* [REQUISITOS DEL EJERCICIO]:
- A) En el texto sobre la derrota del Gobierno, ¿qué le impuso el gobierno a Madrid?
- B) Prosiga el texto sobre la derrota del Gobierno a partir de su última frase.

* [SECCIÓN DE TEXTO]:
= = = =

Estrepitosa derrota del Gobierno

El objetivo que se quiere alcanzar puede ser bueno, pero no se puede hacer pisoteando el ordenamiento constitucional

Nunca entenderé el empecinamiento en hacer las cosas mal cuando se pueden hacer bien. Era más que probable que el gobierno social-comunista sufriera un severo varapalo por las arbitrarias restricciones que impuso a Madrid limitando derechos fundamentales sin ninguna base legal. Lo bueno de la Nueva Política es que nadie asume responsabilidades. La Real Academia debería incluir una nueva acepción en la palabra dimisión para aclarar que bajo ninguna circunstancia es aplicable en política y especialmente para la izquierda. El proceso de devaluación de nuestra democracia se puede comprobar en este tipo de situaciones. La irresponsabilidad es una nueva figura que ha alumbrado, también, el mundo surgido del 15-M y la actual crisis institucional que vivimos. Las administraciones no tienen que colaborar sino pelearse, hay que cuestionarlo todo para tender cortinas de humo y no hay nada mejor que el viejo caudillismo decimonónico que ha renacido a caballo de las primarias.

= = = =

[Datos almacenados]
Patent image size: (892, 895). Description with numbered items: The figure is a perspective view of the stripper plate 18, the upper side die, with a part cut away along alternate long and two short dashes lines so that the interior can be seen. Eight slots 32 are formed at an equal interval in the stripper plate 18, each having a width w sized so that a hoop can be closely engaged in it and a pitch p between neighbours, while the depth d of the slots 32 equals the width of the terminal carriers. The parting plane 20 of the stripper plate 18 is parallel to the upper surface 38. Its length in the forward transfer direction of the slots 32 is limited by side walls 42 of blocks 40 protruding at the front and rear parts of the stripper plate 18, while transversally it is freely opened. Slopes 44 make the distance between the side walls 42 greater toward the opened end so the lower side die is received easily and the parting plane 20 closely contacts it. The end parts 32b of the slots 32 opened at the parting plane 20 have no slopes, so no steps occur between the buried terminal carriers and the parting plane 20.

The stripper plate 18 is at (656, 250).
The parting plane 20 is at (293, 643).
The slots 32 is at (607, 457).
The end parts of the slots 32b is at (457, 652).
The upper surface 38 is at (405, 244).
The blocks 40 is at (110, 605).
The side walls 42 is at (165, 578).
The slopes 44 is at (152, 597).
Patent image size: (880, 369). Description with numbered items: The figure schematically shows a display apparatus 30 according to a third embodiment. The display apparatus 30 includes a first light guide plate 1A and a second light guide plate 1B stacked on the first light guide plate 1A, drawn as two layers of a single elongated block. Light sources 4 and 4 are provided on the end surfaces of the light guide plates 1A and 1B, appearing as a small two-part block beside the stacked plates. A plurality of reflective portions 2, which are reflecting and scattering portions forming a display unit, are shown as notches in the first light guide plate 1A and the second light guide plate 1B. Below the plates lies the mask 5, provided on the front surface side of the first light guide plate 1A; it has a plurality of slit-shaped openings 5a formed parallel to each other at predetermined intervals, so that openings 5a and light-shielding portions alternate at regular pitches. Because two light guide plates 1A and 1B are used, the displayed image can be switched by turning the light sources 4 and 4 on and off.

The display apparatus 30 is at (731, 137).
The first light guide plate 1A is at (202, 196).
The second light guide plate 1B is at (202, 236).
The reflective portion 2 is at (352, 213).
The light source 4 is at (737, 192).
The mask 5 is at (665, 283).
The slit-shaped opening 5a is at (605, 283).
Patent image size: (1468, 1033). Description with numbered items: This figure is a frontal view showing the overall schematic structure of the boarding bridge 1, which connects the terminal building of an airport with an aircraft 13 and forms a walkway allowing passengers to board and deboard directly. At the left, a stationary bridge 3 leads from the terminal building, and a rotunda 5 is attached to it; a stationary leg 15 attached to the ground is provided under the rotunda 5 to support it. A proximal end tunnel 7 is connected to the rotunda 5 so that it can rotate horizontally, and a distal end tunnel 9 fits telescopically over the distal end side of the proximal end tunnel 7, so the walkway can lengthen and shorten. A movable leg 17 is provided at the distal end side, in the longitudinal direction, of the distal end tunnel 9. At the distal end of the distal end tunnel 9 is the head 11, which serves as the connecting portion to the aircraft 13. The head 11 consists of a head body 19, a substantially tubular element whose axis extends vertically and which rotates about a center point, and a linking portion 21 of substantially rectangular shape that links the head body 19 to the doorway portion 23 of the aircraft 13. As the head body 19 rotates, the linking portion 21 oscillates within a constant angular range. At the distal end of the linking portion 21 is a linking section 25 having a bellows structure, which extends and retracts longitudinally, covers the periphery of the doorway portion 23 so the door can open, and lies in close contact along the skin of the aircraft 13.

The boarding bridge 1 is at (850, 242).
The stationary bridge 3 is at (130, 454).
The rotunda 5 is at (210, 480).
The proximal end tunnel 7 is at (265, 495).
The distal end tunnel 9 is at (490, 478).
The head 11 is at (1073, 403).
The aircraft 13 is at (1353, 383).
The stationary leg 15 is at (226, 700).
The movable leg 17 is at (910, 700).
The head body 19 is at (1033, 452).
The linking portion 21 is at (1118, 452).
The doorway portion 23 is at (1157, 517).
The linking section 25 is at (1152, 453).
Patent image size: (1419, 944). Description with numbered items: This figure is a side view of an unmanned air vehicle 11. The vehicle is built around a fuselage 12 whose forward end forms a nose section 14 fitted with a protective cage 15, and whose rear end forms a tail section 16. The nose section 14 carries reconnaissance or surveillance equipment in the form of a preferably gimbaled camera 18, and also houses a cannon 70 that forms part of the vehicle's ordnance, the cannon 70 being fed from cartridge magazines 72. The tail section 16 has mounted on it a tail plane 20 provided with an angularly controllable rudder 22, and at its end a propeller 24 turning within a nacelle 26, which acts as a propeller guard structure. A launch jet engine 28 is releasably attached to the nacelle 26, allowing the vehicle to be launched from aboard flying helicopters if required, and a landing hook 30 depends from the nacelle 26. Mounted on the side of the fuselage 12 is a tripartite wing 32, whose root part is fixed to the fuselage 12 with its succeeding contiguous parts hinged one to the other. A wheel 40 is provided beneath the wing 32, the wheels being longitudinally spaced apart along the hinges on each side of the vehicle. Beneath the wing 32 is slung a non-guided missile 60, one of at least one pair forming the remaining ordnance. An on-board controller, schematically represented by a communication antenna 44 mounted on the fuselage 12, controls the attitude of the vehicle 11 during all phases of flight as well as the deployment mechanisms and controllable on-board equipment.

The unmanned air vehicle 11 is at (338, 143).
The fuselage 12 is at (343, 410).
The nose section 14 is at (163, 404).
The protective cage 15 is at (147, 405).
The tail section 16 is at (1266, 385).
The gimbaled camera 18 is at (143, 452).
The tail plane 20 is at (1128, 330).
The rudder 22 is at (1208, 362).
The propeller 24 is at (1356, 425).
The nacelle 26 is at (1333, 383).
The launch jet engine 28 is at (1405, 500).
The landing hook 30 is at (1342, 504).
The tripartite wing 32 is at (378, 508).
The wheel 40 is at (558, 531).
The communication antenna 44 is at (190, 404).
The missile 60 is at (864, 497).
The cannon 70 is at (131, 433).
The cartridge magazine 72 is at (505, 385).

= = = =

* [SOLUCIONES PROPUESTAS]:
- A) Unas restricciones arbitrarias que limitaban derechos fundamentales sin ninguna base legal.

- B)
La legislación sanitaria no es suficiente para limitar el derecho a la libre circulación que es algo que se aprende en primero de Derecho. Lo de hacerlo con una orden comunicada firmada por una secretaria de Estado parecía salido de la extinta Unión Soviética donde no existía ningún tipo de garantía o respeto a los derechos individuales y colectivos. El fondo siempre es importante, pero también la forma. Es uno de los fundamentos del Estado de Derecho. El objetivo que se quiere alcanzar puede ser bueno, pero no se puede hacer pisoteando el ordenamiento constitucional. Es lo que han hecho Illa y Simón en su pulso contra Madrid. La salud pública no puede justificar la utilización de mecanismos inadecuados para limitar los derechos fundamentales. La alternativa no debería ser la chulería inaceptable de imponer un estado de alarma que es innecesario, sino colaborar con la administración competente, que es la autonómica, en materia sanitaria. El populismo que se ha instalado en la vida política española parece olvidar que el fin nunca justifica los medios. Hemos asumido, desgraciadamente, el declive del sistema de la división poderes que alumbró el constitucionalismo con la Revolución Norteamericana, a partir de la definición de Montesquieu, pero ni podemos ni debemos asumir que un gobierno, cualquier gobierno, pueda limitar caprichosamente nuestros derechos. Es mucho lo que nos jugamos como sociedad democrática y hay que recordar a nuestros gobernantes, además, que las medidas no sólo no pueden ser arbitrarias y confusas sino que tienen que ser proporcionales. Un estado de alarma no lo es.